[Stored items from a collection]
# # # # # # #

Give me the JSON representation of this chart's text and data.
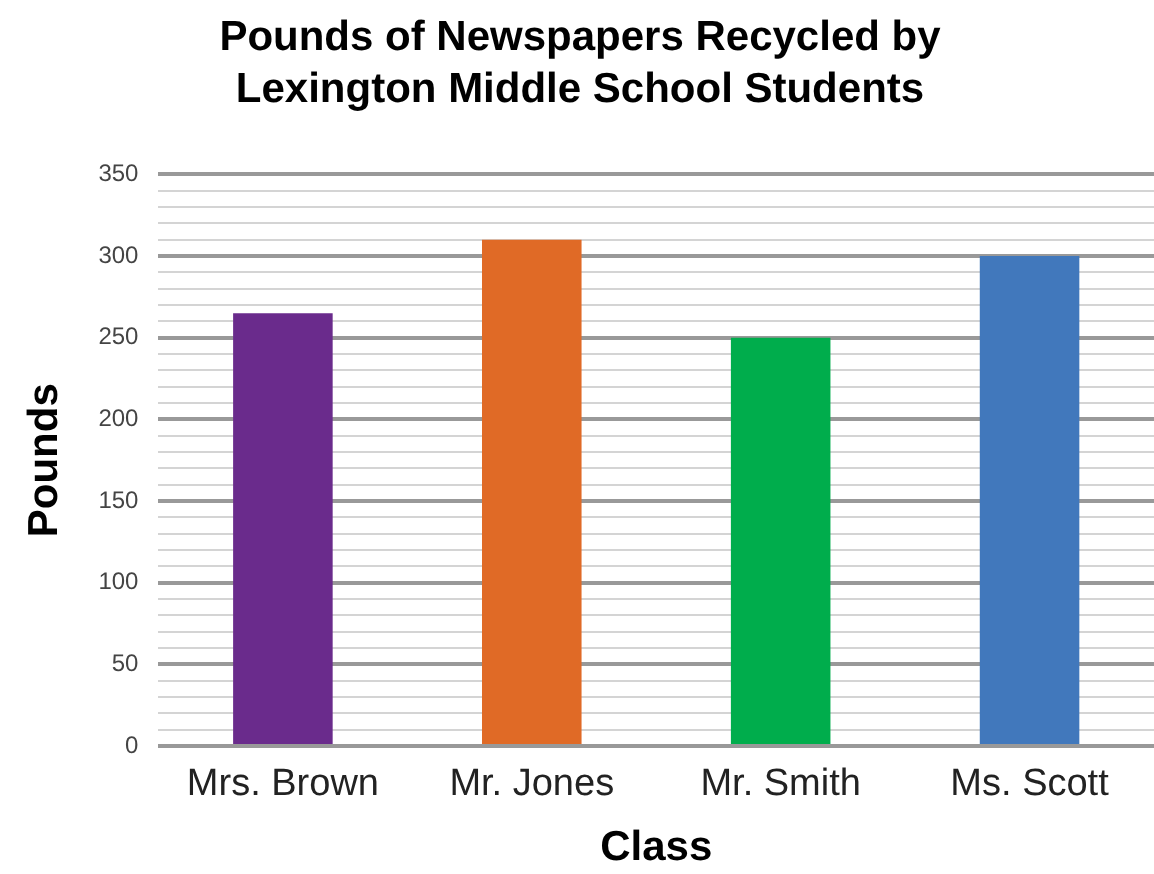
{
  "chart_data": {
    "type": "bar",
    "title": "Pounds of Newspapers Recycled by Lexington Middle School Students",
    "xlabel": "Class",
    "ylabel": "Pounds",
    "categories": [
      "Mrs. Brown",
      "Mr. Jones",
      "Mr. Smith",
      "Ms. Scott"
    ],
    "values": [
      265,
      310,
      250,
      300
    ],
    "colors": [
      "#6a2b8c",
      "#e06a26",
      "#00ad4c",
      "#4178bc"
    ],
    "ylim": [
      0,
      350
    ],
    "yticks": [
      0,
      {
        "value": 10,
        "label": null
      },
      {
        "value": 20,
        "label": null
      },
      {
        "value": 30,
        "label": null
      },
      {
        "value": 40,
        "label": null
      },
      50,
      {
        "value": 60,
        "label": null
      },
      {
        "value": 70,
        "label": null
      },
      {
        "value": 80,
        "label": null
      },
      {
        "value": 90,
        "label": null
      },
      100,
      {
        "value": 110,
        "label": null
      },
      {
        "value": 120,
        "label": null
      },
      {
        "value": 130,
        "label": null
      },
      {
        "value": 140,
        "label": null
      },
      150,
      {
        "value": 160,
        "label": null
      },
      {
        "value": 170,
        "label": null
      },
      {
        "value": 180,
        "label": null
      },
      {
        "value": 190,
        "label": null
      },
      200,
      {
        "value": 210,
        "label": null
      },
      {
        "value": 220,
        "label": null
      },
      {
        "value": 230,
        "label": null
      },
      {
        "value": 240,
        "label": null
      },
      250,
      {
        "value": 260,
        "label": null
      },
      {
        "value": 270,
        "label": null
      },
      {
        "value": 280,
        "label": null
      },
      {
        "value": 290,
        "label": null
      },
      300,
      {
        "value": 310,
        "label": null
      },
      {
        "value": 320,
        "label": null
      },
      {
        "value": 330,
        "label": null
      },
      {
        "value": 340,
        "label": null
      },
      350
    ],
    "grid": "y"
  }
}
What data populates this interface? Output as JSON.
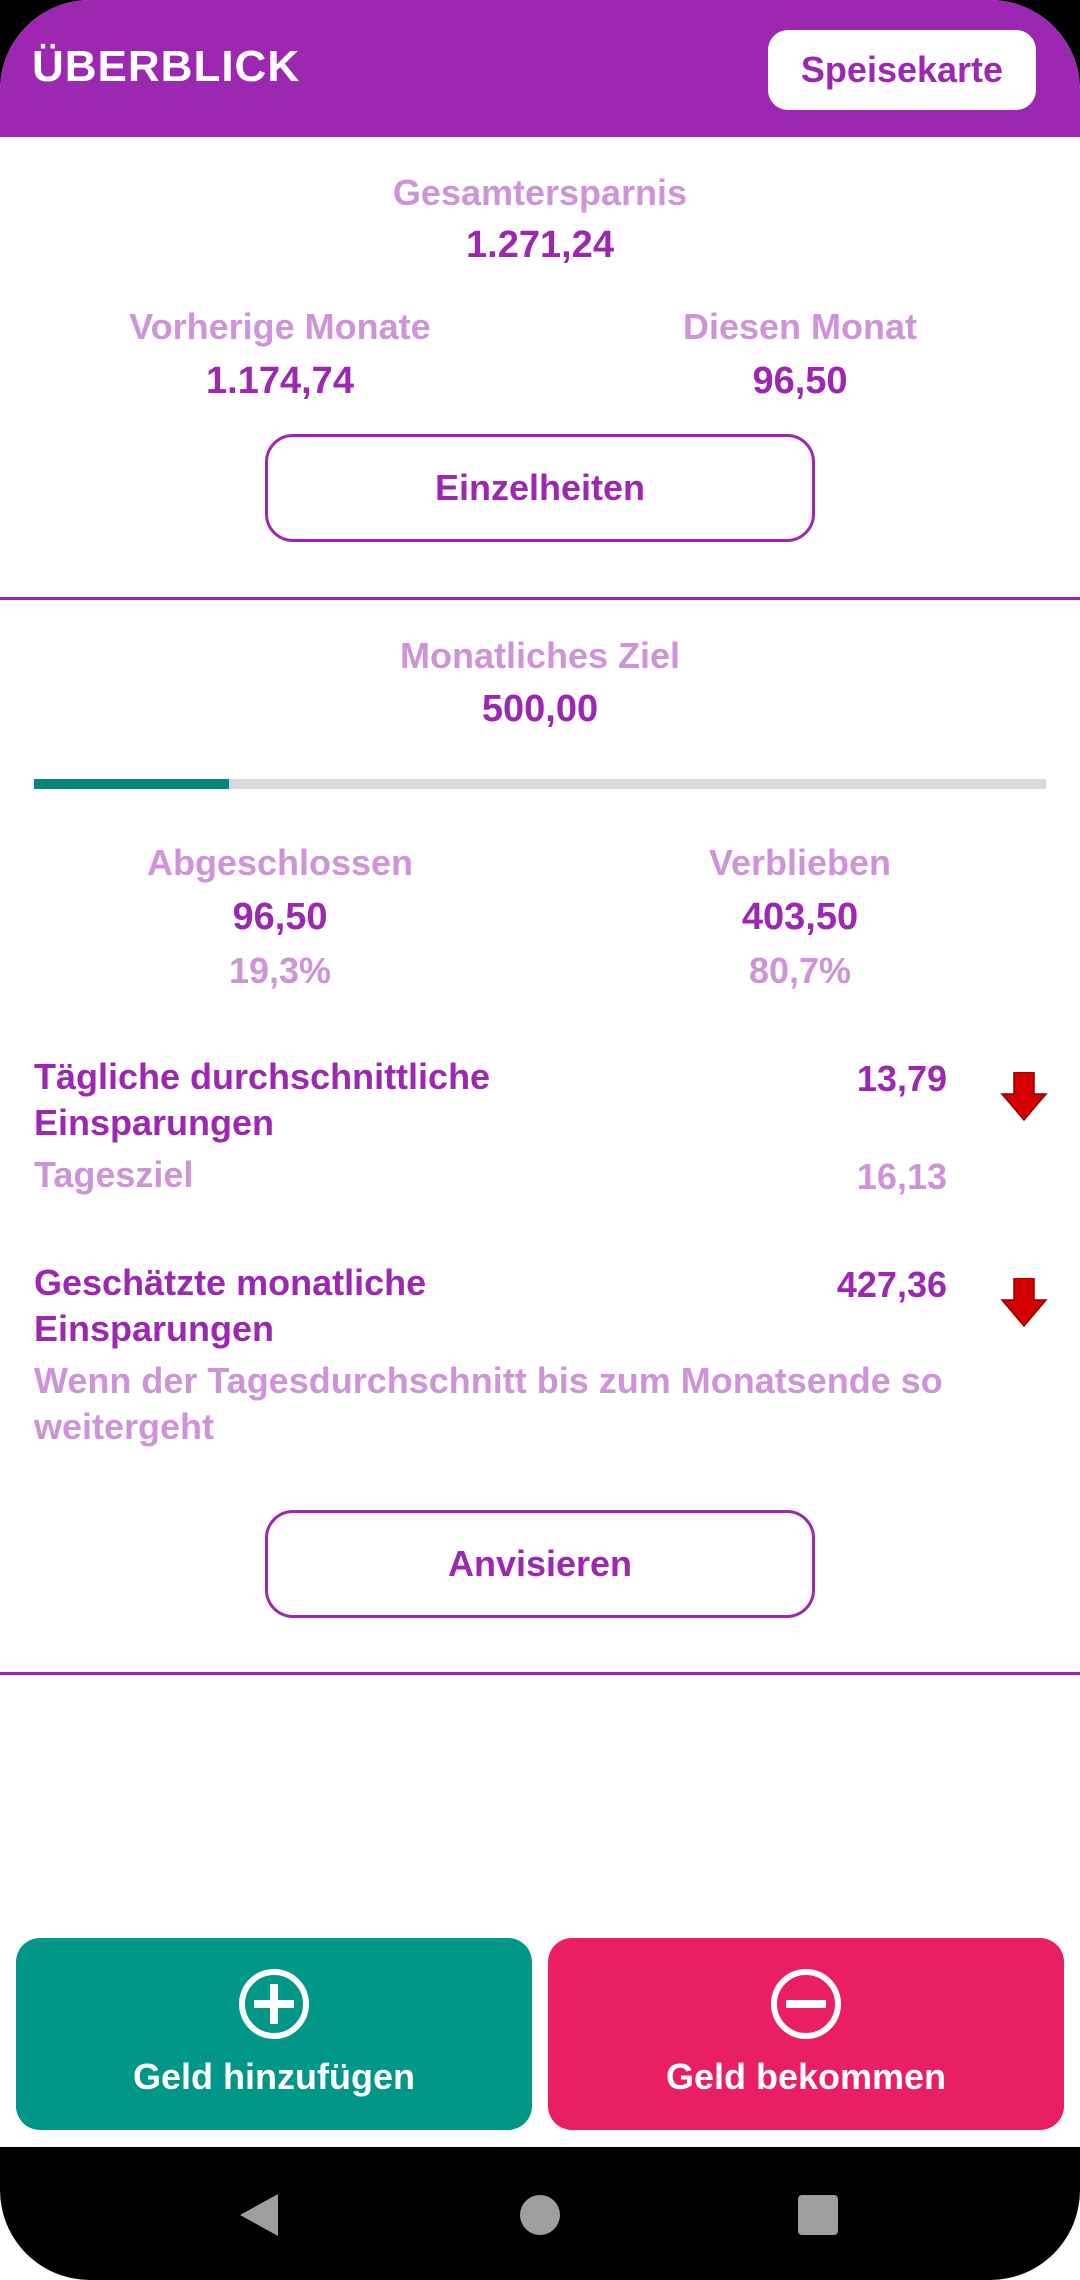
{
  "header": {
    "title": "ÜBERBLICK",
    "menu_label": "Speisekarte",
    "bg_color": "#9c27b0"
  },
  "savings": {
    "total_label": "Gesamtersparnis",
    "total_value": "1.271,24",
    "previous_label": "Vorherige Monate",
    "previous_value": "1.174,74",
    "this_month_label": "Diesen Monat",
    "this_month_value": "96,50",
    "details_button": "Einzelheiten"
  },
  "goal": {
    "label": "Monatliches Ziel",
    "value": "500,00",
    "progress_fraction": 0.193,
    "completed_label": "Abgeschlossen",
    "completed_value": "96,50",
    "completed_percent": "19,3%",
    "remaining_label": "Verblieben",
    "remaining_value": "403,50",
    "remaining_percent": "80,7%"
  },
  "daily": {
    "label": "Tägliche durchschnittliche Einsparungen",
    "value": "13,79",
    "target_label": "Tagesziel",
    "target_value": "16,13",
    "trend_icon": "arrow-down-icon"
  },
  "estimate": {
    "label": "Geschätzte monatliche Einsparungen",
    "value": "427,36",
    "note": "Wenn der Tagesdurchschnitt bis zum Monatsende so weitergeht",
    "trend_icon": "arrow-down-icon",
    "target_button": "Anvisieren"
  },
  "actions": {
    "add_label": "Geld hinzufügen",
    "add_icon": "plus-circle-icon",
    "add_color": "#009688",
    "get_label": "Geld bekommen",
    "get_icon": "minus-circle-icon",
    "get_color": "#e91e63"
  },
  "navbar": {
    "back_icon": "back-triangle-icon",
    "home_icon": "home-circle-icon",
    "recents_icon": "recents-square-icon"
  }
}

# # # # # # #

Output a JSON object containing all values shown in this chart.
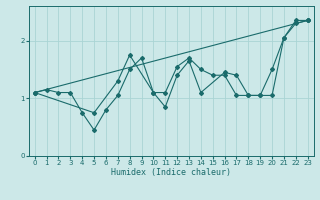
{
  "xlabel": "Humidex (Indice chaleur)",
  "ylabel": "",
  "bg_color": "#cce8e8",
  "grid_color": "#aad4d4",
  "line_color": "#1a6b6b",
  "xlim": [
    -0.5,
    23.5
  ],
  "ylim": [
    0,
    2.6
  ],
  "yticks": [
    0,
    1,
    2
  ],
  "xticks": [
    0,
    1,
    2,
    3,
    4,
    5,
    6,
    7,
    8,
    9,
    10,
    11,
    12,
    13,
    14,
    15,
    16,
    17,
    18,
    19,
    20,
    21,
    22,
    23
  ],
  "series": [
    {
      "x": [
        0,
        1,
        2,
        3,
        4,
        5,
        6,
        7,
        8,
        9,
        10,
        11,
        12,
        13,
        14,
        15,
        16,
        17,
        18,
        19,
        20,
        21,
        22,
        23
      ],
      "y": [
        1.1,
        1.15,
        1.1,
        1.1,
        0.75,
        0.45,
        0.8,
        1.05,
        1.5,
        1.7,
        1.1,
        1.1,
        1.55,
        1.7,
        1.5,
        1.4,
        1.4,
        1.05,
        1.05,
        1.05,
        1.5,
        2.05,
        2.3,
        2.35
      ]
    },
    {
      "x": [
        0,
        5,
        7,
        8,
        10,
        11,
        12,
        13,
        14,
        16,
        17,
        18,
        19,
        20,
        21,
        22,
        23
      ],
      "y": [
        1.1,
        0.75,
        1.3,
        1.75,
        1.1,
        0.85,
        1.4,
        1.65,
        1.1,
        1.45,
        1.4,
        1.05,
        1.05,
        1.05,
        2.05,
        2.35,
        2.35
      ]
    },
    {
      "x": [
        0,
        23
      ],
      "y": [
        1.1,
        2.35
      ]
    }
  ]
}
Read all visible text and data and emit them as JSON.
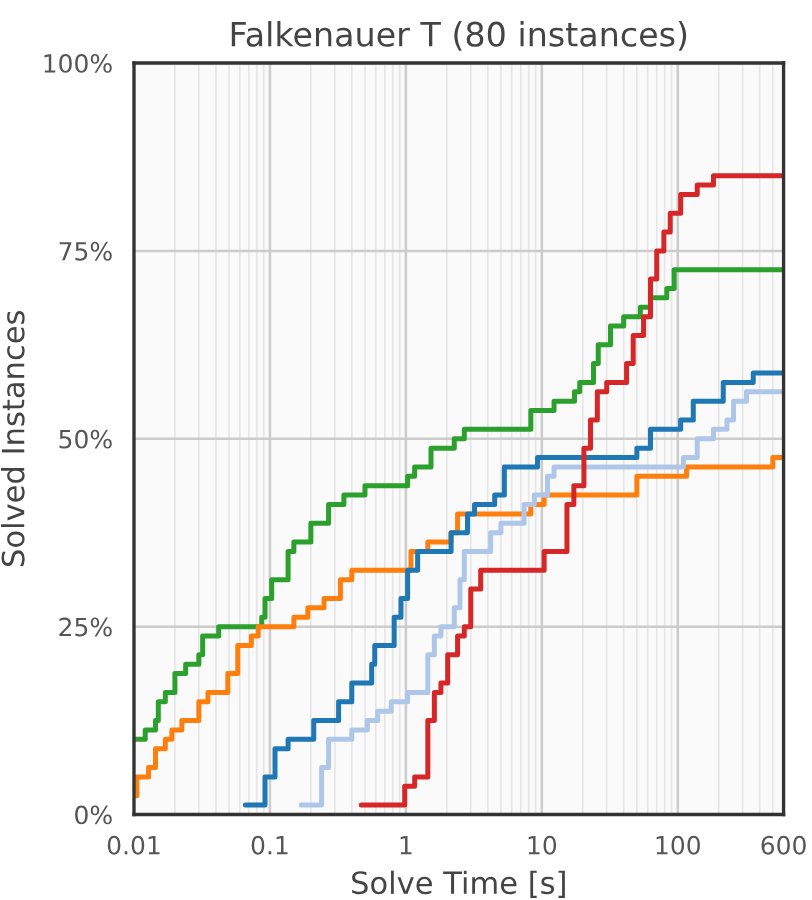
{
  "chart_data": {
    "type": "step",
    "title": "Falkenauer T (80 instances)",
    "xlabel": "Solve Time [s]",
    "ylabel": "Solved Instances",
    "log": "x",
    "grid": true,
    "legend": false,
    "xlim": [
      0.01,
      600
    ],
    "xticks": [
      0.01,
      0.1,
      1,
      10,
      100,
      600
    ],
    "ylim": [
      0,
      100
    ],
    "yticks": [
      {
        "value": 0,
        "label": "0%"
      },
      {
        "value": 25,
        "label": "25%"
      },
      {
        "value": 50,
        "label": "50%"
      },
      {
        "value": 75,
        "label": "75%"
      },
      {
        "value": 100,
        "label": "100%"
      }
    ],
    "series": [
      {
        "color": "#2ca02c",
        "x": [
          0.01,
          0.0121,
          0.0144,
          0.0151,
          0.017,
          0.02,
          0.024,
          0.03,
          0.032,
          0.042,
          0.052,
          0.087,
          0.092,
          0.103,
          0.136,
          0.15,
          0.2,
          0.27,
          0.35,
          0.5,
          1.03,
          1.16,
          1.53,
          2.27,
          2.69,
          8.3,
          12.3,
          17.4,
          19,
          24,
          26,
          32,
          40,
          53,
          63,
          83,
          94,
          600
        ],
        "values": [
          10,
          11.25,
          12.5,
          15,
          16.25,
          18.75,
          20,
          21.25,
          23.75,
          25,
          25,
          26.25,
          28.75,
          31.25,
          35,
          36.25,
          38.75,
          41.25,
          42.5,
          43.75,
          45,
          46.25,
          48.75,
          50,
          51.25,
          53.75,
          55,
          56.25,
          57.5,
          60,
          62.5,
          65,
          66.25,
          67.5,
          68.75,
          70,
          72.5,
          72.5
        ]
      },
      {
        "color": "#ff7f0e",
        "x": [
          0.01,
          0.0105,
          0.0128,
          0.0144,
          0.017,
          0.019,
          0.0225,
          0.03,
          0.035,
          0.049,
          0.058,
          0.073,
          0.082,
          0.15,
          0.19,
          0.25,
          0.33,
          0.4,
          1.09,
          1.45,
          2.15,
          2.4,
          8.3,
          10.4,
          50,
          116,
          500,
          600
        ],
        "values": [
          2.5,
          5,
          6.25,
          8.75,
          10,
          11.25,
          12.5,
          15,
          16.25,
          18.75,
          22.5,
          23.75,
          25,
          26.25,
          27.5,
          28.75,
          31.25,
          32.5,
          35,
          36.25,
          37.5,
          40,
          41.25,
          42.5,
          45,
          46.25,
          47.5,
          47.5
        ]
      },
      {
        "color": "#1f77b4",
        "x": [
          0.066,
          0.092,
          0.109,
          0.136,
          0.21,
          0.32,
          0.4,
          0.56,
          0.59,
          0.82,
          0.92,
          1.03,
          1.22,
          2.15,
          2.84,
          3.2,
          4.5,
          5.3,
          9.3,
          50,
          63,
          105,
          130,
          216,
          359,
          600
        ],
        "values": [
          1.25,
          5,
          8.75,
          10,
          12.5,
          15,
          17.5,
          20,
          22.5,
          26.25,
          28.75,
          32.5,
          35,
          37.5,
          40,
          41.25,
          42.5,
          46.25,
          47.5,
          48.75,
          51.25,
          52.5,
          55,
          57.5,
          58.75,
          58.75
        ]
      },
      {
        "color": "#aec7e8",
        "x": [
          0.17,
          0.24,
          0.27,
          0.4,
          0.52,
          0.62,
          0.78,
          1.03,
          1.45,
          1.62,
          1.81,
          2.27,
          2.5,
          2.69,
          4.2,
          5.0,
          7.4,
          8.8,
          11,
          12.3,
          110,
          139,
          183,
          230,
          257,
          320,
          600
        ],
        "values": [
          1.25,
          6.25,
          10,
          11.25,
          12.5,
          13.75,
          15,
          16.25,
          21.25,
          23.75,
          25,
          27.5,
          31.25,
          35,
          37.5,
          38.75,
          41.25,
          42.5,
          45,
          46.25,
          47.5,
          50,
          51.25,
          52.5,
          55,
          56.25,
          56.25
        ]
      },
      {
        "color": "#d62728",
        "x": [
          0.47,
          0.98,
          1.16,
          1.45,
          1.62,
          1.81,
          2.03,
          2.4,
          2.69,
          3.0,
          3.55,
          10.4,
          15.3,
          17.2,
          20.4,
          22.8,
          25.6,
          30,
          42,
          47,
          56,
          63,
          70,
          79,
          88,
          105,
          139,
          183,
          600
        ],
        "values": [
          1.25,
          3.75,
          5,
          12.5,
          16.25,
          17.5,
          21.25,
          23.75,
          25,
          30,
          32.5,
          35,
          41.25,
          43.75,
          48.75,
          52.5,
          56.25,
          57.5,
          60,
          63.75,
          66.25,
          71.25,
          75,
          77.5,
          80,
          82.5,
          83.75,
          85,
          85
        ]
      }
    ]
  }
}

# # # # # # #

• _Given task_: Find the word "arrow" in the material, then list each line that holds it.

• _Reply_:
    "trend_icon": "arrow-down-icon"
    "trend_icon": "arrow-down-icon",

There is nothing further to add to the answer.